Source material —
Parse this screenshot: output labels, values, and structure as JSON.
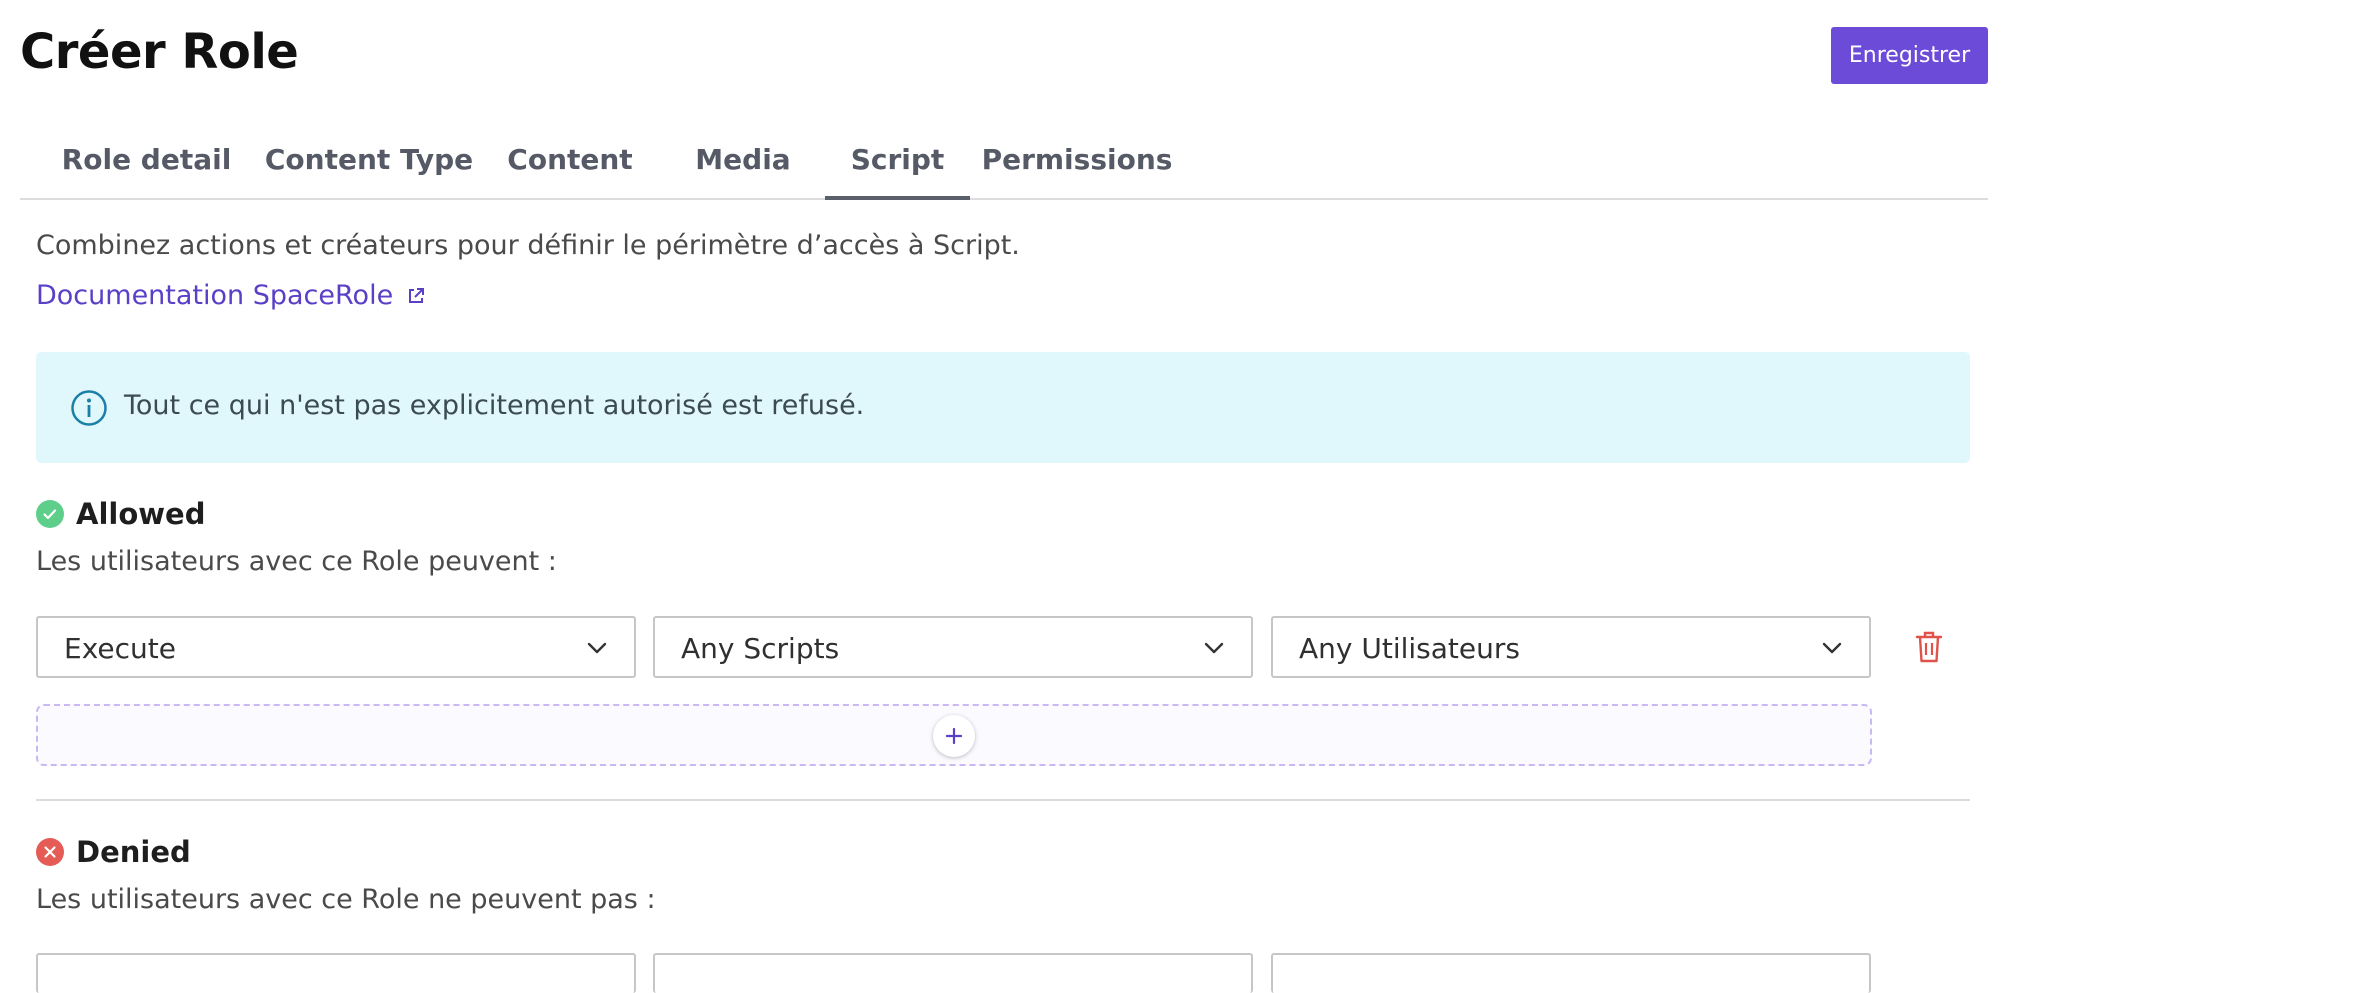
{
  "header": {
    "title": "Créer Role",
    "save_label": "Enregistrer"
  },
  "tabs": [
    {
      "label": "Role detail",
      "active": false
    },
    {
      "label": "Content Type",
      "active": false
    },
    {
      "label": "Content",
      "active": false
    },
    {
      "label": "Media",
      "active": false
    },
    {
      "label": "Script",
      "active": true
    },
    {
      "label": "Permissions",
      "active": false
    }
  ],
  "intro": {
    "text": "Combinez actions et créateurs pour définir le périmètre d’accès à Script.",
    "doc_link": "Documentation SpaceRole"
  },
  "info": {
    "text": "Tout ce qui n'est pas explicitement autorisé est refusé."
  },
  "allowed": {
    "title": "Allowed",
    "description": "Les utilisateurs avec ce Role peuvent :",
    "rule": {
      "action": "Execute",
      "resource": "Any Scripts",
      "creator": "Any Utilisateurs"
    }
  },
  "denied": {
    "title": "Denied",
    "description": "Les utilisateurs avec ce Role ne peuvent pas :"
  },
  "colors": {
    "primary": "#6b4bd8",
    "link": "#5b3fc7",
    "info_bg": "#e0f7fc",
    "allowed": "#5ecf8a",
    "denied": "#e55b55"
  },
  "icons": {
    "info": "info-icon",
    "external": "external-link-icon",
    "allowed": "check-circle-icon",
    "denied": "x-circle-icon",
    "chevron": "chevron-down-icon",
    "delete": "trash-icon",
    "add": "plus-icon"
  }
}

What you should do —
Go through the listing above and pull out each line containing the word "avec".

Problem solution —
    "description": "Les utilisateurs avec ce Role peuvent :",
    "description": "Les utilisateurs avec ce Role ne peuvent pas :"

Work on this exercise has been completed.